Begin Data for the task

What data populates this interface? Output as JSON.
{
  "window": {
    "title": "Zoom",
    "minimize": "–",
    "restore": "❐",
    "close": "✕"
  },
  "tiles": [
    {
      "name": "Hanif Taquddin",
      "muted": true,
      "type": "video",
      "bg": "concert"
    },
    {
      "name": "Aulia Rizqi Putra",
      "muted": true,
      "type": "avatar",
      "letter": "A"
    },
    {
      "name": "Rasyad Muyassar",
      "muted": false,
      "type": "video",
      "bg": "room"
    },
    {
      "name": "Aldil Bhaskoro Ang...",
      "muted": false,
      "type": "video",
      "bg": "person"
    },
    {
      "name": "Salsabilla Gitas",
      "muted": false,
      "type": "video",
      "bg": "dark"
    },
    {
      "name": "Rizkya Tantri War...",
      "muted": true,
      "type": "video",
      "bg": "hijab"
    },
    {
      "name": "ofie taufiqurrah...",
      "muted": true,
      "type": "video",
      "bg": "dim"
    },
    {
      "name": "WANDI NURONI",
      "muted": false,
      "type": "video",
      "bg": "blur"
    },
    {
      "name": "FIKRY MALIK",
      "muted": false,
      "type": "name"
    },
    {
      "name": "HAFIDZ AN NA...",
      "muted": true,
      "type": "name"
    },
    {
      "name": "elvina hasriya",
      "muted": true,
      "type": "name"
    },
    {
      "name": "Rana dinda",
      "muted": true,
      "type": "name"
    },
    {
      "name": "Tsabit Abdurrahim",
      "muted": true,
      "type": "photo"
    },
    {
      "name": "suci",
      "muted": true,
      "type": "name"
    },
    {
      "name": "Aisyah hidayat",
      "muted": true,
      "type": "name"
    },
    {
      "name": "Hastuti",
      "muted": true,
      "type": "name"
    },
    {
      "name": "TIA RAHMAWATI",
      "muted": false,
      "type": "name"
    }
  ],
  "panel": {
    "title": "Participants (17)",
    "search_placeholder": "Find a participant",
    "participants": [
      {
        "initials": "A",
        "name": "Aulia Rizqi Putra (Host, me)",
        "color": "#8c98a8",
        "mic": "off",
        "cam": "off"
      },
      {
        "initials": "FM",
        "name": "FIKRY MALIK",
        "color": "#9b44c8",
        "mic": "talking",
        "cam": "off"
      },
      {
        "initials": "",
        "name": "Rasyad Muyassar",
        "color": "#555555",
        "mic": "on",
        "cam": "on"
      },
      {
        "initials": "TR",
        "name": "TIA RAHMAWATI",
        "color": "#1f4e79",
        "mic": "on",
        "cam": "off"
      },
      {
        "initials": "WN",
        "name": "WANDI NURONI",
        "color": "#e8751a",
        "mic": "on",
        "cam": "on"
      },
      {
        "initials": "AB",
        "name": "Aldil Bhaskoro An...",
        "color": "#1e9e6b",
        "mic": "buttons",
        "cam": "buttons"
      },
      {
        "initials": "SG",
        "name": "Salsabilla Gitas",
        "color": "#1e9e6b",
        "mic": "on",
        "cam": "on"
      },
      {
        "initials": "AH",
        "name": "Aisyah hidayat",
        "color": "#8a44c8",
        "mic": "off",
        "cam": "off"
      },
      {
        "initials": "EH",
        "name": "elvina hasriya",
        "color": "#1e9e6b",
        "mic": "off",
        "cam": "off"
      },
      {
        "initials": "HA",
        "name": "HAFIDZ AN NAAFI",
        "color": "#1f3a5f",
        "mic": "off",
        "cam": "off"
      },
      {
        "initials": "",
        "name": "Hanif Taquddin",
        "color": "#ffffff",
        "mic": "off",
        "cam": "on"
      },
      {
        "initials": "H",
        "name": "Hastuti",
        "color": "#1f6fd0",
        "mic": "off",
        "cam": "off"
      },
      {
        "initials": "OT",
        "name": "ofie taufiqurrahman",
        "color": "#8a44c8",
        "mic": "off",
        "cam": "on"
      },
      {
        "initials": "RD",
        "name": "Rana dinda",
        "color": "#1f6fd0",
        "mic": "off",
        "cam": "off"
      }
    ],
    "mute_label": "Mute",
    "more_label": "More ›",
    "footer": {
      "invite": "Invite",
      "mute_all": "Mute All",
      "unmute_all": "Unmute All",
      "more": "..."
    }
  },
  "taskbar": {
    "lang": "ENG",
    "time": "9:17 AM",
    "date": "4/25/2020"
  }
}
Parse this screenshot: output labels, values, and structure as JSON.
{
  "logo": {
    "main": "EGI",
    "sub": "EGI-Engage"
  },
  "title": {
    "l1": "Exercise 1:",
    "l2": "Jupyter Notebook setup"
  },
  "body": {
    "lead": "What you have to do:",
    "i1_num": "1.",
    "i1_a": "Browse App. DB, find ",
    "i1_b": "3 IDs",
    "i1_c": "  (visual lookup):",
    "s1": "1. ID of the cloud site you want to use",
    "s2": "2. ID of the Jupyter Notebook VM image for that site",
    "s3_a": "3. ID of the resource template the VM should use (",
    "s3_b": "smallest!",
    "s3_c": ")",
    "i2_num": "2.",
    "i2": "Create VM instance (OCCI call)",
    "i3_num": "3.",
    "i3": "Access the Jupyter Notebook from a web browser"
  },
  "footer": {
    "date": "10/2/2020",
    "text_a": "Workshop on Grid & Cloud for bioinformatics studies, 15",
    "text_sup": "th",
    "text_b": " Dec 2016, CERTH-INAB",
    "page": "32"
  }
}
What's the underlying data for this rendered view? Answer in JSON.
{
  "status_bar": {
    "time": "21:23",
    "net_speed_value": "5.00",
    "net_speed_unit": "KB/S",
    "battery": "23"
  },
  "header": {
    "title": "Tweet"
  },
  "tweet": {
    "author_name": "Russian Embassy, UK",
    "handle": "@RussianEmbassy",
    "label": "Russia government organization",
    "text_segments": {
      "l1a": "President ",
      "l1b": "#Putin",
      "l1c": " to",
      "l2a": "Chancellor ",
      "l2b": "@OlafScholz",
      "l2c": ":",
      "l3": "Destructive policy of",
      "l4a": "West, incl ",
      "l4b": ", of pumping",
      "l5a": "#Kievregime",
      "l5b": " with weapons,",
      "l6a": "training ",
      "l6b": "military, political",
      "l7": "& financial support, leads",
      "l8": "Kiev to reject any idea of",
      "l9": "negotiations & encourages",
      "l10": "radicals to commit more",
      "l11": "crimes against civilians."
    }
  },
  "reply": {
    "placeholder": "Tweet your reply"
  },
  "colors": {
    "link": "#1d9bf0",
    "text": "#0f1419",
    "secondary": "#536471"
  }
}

End Data for the task

▶ _Work to be completed_
Look for "Jupyter" and pull out every line that has it.

▶ _Exercise response_
    "l2": "Jupyter Notebook setup"
    "s2": "2. ID of the Jupyter Notebook VM image for that site",
    "i3": "Access the Jupyter Notebook from a web browser"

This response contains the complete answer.